What to produce: Transcribe all of the material below word for word and leave out its pictures.

Supplied records:
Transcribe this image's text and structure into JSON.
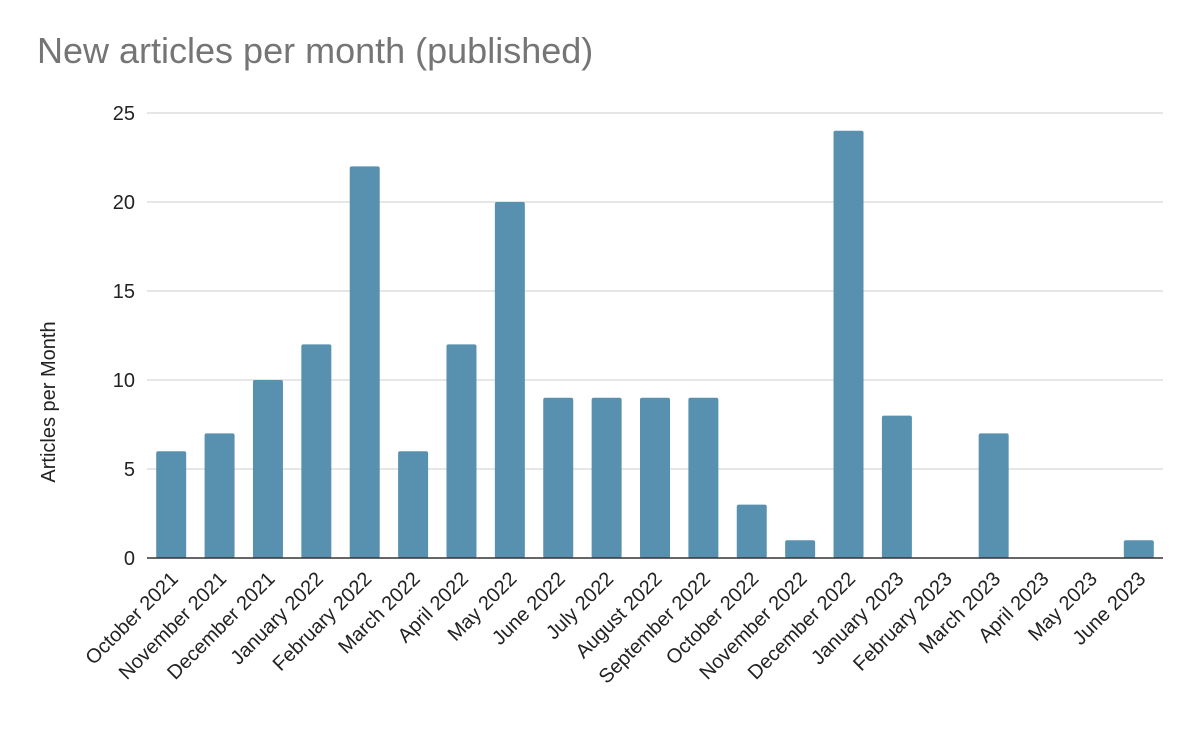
{
  "chart_data": {
    "type": "bar",
    "title": "New articles per month (published)",
    "xlabel": "",
    "ylabel": "Articles per Month",
    "ylim": [
      0,
      25
    ],
    "yticks": [
      0,
      5,
      10,
      15,
      20,
      25
    ],
    "grid": true,
    "legend": "none",
    "colors": {
      "bar": "#5891b0",
      "grid": "#cccccc",
      "axis": "#333333",
      "title": "#757575"
    },
    "categories": [
      "October 2021",
      "November 2021",
      "December 2021",
      "January 2022",
      "February 2022",
      "March 2022",
      "April 2022",
      "May 2022",
      "June 2022",
      "July 2022",
      "August 2022",
      "September 2022",
      "October 2022",
      "November 2022",
      "December 2022",
      "January 2023",
      "February 2023",
      "March 2023",
      "April 2023",
      "May 2023",
      "June 2023"
    ],
    "values": [
      6,
      7,
      10,
      12,
      22,
      6,
      12,
      20,
      9,
      9,
      9,
      9,
      3,
      1,
      24,
      8,
      0,
      7,
      0,
      0,
      1
    ]
  }
}
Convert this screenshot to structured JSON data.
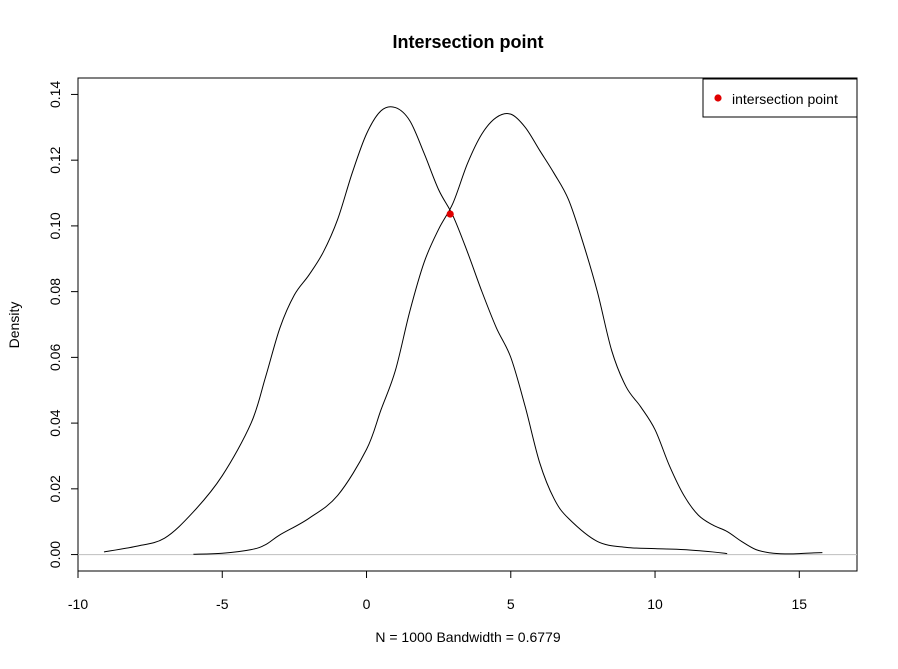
{
  "chart_data": {
    "type": "line",
    "title": "Intersection point",
    "xlabel": "N = 1000   Bandwidth = 0.6779",
    "ylabel": "Density",
    "xlim": [
      -10,
      17
    ],
    "ylim": [
      -0.005,
      0.145
    ],
    "x_ticks": [
      -10,
      -5,
      0,
      5,
      10,
      15
    ],
    "y_ticks": [
      0.0,
      0.02,
      0.04,
      0.06,
      0.08,
      0.1,
      0.12,
      0.14
    ],
    "x_tick_labels": [
      "-10",
      "-5",
      "0",
      "5",
      "10",
      "15"
    ],
    "y_tick_labels": [
      "0.00",
      "0.02",
      "0.04",
      "0.06",
      "0.08",
      "0.10",
      "0.12",
      "0.14"
    ],
    "baseline": 0,
    "grid": false,
    "series": [
      {
        "x": [
          -9.1,
          -8.0,
          -7.0,
          -6.0,
          -5.0,
          -4.0,
          -3.5,
          -3.0,
          -2.5,
          -2.0,
          -1.5,
          -1.0,
          -0.5,
          0.0,
          0.5,
          1.0,
          1.5,
          2.0,
          2.5,
          3.0,
          3.5,
          4.0,
          4.5,
          5.0,
          5.5,
          6.0,
          6.5,
          7.0,
          8.0,
          9.0,
          10.0,
          11.0,
          12.0,
          12.5
        ],
        "y": [
          0.0008,
          0.0025,
          0.005,
          0.013,
          0.024,
          0.04,
          0.054,
          0.069,
          0.079,
          0.085,
          0.092,
          0.102,
          0.116,
          0.128,
          0.135,
          0.136,
          0.132,
          0.122,
          0.111,
          0.103,
          0.092,
          0.08,
          0.069,
          0.06,
          0.045,
          0.028,
          0.017,
          0.011,
          0.004,
          0.0022,
          0.0018,
          0.0015,
          0.0008,
          0.0003
        ]
      },
      {
        "x": [
          -6.0,
          -5.0,
          -4.0,
          -3.5,
          -3.0,
          -2.0,
          -1.0,
          0.0,
          0.5,
          1.0,
          1.5,
          2.0,
          2.5,
          3.0,
          3.5,
          4.0,
          4.5,
          5.0,
          5.5,
          6.0,
          6.5,
          7.0,
          7.5,
          8.0,
          8.5,
          9.0,
          9.5,
          10.0,
          10.5,
          11.0,
          11.5,
          12.0,
          12.5,
          13.0,
          13.5,
          14.0,
          14.5,
          15.0,
          15.5,
          15.8
        ],
        "y": [
          0.0001,
          0.0004,
          0.0015,
          0.003,
          0.006,
          0.011,
          0.018,
          0.032,
          0.044,
          0.056,
          0.074,
          0.089,
          0.099,
          0.107,
          0.119,
          0.128,
          0.133,
          0.134,
          0.13,
          0.123,
          0.116,
          0.108,
          0.095,
          0.08,
          0.062,
          0.051,
          0.045,
          0.038,
          0.027,
          0.018,
          0.012,
          0.009,
          0.007,
          0.004,
          0.0015,
          0.0005,
          0.0002,
          0.0003,
          0.0005,
          0.0006
        ]
      }
    ],
    "points": [
      {
        "name": "intersection point",
        "x": 2.9,
        "y": 0.1036,
        "color": "#e00000"
      }
    ],
    "legend": {
      "position": "top-right",
      "entries": [
        {
          "label": "intersection point",
          "marker": "filled-circle",
          "color": "#e00000"
        }
      ]
    }
  }
}
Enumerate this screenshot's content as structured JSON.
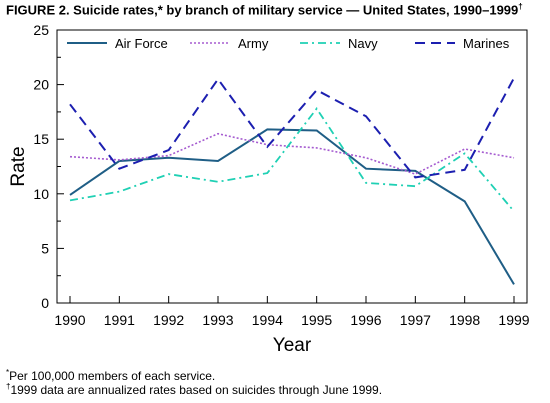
{
  "title": {
    "main": "FIGURE 2. Suicide rates,* by branch of military service — United States, 1990–1999",
    "dagger": "†"
  },
  "footnotes": {
    "star_mark": "*",
    "star_text": "Per 100,000 members of each service.",
    "dagger_mark": "†",
    "dagger_text": "1999 data are annualized rates based on suicides through June 1999."
  },
  "chart_data": {
    "type": "line",
    "x": [
      "1990",
      "1991",
      "1992",
      "1993",
      "1994",
      "1995",
      "1996",
      "1997",
      "1998",
      "1999"
    ],
    "xlabel": "Year",
    "ylabel": "Rate",
    "ylim": [
      0,
      25
    ],
    "yticks": [
      0,
      5,
      10,
      15,
      20,
      25
    ],
    "grid": false,
    "legend_position": "top",
    "series": [
      {
        "name": "Air Force",
        "color": "#1f5e86",
        "style": "solid",
        "values": [
          9.9,
          13.0,
          13.3,
          13.0,
          15.9,
          15.8,
          12.3,
          12.1,
          9.3,
          1.7
        ]
      },
      {
        "name": "Army",
        "color": "#a55bd0",
        "style": "dotted",
        "values": [
          13.4,
          13.1,
          13.5,
          15.5,
          14.5,
          14.2,
          13.3,
          11.8,
          14.1,
          13.3
        ]
      },
      {
        "name": "Navy",
        "color": "#1fd0b4",
        "style": "dashdot",
        "values": [
          9.4,
          10.2,
          11.8,
          11.1,
          11.9,
          17.8,
          11.0,
          10.7,
          13.7,
          8.4
        ]
      },
      {
        "name": "Marines",
        "color": "#1c1fb0",
        "style": "dashed",
        "values": [
          18.2,
          12.3,
          14.0,
          20.5,
          14.3,
          19.5,
          17.1,
          11.5,
          12.2,
          20.6
        ]
      }
    ]
  }
}
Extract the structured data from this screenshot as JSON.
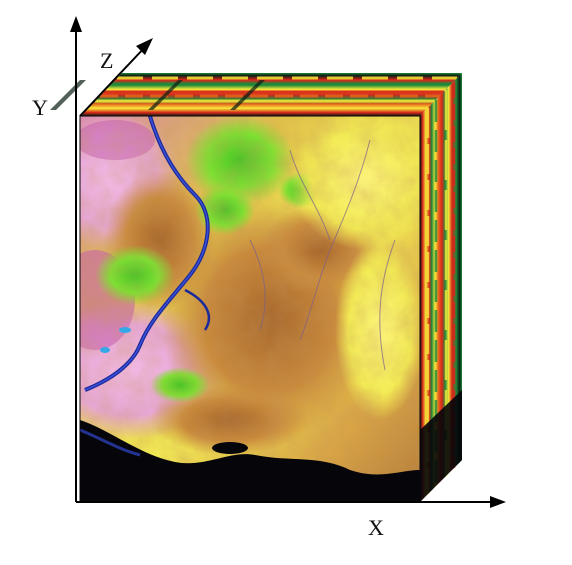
{
  "axes": {
    "x_label": "X",
    "y_label": "Y",
    "z_label": "Z"
  },
  "colors": {
    "axis": "#000000",
    "background": "#ffffff",
    "band_red": "#d8261a",
    "band_yellow": "#f7ea3a",
    "band_green": "#1f8a3a",
    "band_dark": "#0b1f14",
    "terrain_yellow": "#f3ec55",
    "terrain_tan": "#c98a3c",
    "terrain_brown": "#8e5a2a",
    "terrain_green": "#7ee032",
    "terrain_pink": "#e7a7d6",
    "terrain_magenta": "#c45bb0",
    "river_blue": "#1b2a9b",
    "shadow_black": "#05050a"
  },
  "figure": {
    "type": "hyperspectral-data-cube",
    "faces": [
      "front-image",
      "top-spectral-bands",
      "side-spectral-bands"
    ]
  }
}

Reply:
Transcribe this image's text and structure into JSON.
{
  "chart_data": {
    "type": "bar",
    "title": "New articles per month (published)",
    "xlabel": "",
    "ylabel": "Articles per Month",
    "ylim": [
      0,
      25
    ],
    "yticks": [
      0,
      5,
      10,
      15,
      20,
      25
    ],
    "grid": true,
    "legend": "none",
    "colors": {
      "bar": "#5891b0",
      "grid": "#cccccc",
      "axis": "#333333",
      "title": "#757575"
    },
    "categories": [
      "October 2021",
      "November 2021",
      "December 2021",
      "January 2022",
      "February 2022",
      "March 2022",
      "April 2022",
      "May 2022",
      "June 2022",
      "July 2022",
      "August 2022",
      "September 2022",
      "October 2022",
      "November 2022",
      "December 2022",
      "January 2023",
      "February 2023",
      "March 2023",
      "April 2023",
      "May 2023",
      "June 2023"
    ],
    "values": [
      6,
      7,
      10,
      12,
      22,
      6,
      12,
      20,
      9,
      9,
      9,
      9,
      3,
      1,
      24,
      8,
      0,
      7,
      0,
      0,
      1
    ]
  }
}
Convert this screenshot to structured JSON data.
{
  "chart_data": {
    "type": "line",
    "title": "Intersection point",
    "xlabel": "N = 1000   Bandwidth = 0.6779",
    "ylabel": "Density",
    "xlim": [
      -10,
      17
    ],
    "ylim": [
      -0.005,
      0.145
    ],
    "x_ticks": [
      -10,
      -5,
      0,
      5,
      10,
      15
    ],
    "y_ticks": [
      0.0,
      0.02,
      0.04,
      0.06,
      0.08,
      0.1,
      0.12,
      0.14
    ],
    "x_tick_labels": [
      "-10",
      "-5",
      "0",
      "5",
      "10",
      "15"
    ],
    "y_tick_labels": [
      "0.00",
      "0.02",
      "0.04",
      "0.06",
      "0.08",
      "0.10",
      "0.12",
      "0.14"
    ],
    "baseline": 0,
    "grid": false,
    "series": [
      {
        "x": [
          -9.1,
          -8.0,
          -7.0,
          -6.0,
          -5.0,
          -4.0,
          -3.5,
          -3.0,
          -2.5,
          -2.0,
          -1.5,
          -1.0,
          -0.5,
          0.0,
          0.5,
          1.0,
          1.5,
          2.0,
          2.5,
          3.0,
          3.5,
          4.0,
          4.5,
          5.0,
          5.5,
          6.0,
          6.5,
          7.0,
          8.0,
          9.0,
          10.0,
          11.0,
          12.0,
          12.5
        ],
        "y": [
          0.0008,
          0.0025,
          0.005,
          0.013,
          0.024,
          0.04,
          0.054,
          0.069,
          0.079,
          0.085,
          0.092,
          0.102,
          0.116,
          0.128,
          0.135,
          0.136,
          0.132,
          0.122,
          0.111,
          0.103,
          0.092,
          0.08,
          0.069,
          0.06,
          0.045,
          0.028,
          0.017,
          0.011,
          0.004,
          0.0022,
          0.0018,
          0.0015,
          0.0008,
          0.0003
        ]
      },
      {
        "x": [
          -6.0,
          -5.0,
          -4.0,
          -3.5,
          -3.0,
          -2.0,
          -1.0,
          0.0,
          0.5,
          1.0,
          1.5,
          2.0,
          2.5,
          3.0,
          3.5,
          4.0,
          4.5,
          5.0,
          5.5,
          6.0,
          6.5,
          7.0,
          7.5,
          8.0,
          8.5,
          9.0,
          9.5,
          10.0,
          10.5,
          11.0,
          11.5,
          12.0,
          12.5,
          13.0,
          13.5,
          14.0,
          14.5,
          15.0,
          15.5,
          15.8
        ],
        "y": [
          0.0001,
          0.0004,
          0.0015,
          0.003,
          0.006,
          0.011,
          0.018,
          0.032,
          0.044,
          0.056,
          0.074,
          0.089,
          0.099,
          0.107,
          0.119,
          0.128,
          0.133,
          0.134,
          0.13,
          0.123,
          0.116,
          0.108,
          0.095,
          0.08,
          0.062,
          0.051,
          0.045,
          0.038,
          0.027,
          0.018,
          0.012,
          0.009,
          0.007,
          0.004,
          0.0015,
          0.0005,
          0.0002,
          0.0003,
          0.0005,
          0.0006
        ]
      }
    ],
    "points": [
      {
        "name": "intersection point",
        "x": 2.9,
        "y": 0.1036,
        "color": "#e00000"
      }
    ],
    "legend": {
      "position": "top-right",
      "entries": [
        {
          "label": "intersection point",
          "marker": "filled-circle",
          "color": "#e00000"
        }
      ]
    }
  }
}
Enumerate this screenshot's content as structured JSON.
{
  "title": {
    "main": "FIGURE 2. Suicide rates,* by branch of military service — United States, 1990–1999",
    "dagger": "†"
  },
  "footnotes": {
    "star_mark": "*",
    "star_text": "Per 100,000 members of each service.",
    "dagger_mark": "†",
    "dagger_text": "1999 data are annualized rates based on suicides through June 1999."
  },
  "chart_data": {
    "type": "line",
    "x": [
      "1990",
      "1991",
      "1992",
      "1993",
      "1994",
      "1995",
      "1996",
      "1997",
      "1998",
      "1999"
    ],
    "xlabel": "Year",
    "ylabel": "Rate",
    "ylim": [
      0,
      25
    ],
    "yticks": [
      0,
      5,
      10,
      15,
      20,
      25
    ],
    "grid": false,
    "legend_position": "top",
    "series": [
      {
        "name": "Air Force",
        "color": "#1f5e86",
        "style": "solid",
        "values": [
          9.9,
          13.0,
          13.3,
          13.0,
          15.9,
          15.8,
          12.3,
          12.1,
          9.3,
          1.7
        ]
      },
      {
        "name": "Army",
        "color": "#a55bd0",
        "style": "dotted",
        "values": [
          13.4,
          13.1,
          13.5,
          15.5,
          14.5,
          14.2,
          13.3,
          11.8,
          14.1,
          13.3
        ]
      },
      {
        "name": "Navy",
        "color": "#1fd0b4",
        "style": "dashdot",
        "values": [
          9.4,
          10.2,
          11.8,
          11.1,
          11.9,
          17.8,
          11.0,
          10.7,
          13.7,
          8.4
        ]
      },
      {
        "name": "Marines",
        "color": "#1c1fb0",
        "style": "dashed",
        "values": [
          18.2,
          12.3,
          14.0,
          20.5,
          14.3,
          19.5,
          17.1,
          11.5,
          12.2,
          20.6
        ]
      }
    ]
  }
}
Extract the structured data from this screenshot as JSON.
{
  "axes": {
    "x_label": "X",
    "y_label": "Y",
    "z_label": "Z"
  },
  "colors": {
    "axis": "#000000",
    "background": "#ffffff",
    "band_red": "#d8261a",
    "band_yellow": "#f7ea3a",
    "band_green": "#1f8a3a",
    "band_dark": "#0b1f14",
    "terrain_yellow": "#f3ec55",
    "terrain_tan": "#c98a3c",
    "terrain_brown": "#8e5a2a",
    "terrain_green": "#7ee032",
    "terrain_pink": "#e7a7d6",
    "terrain_magenta": "#c45bb0",
    "river_blue": "#1b2a9b",
    "shadow_black": "#05050a"
  },
  "figure": {
    "type": "hyperspectral-data-cube",
    "faces": [
      "front-image",
      "top-spectral-bands",
      "side-spectral-bands"
    ]
  }
}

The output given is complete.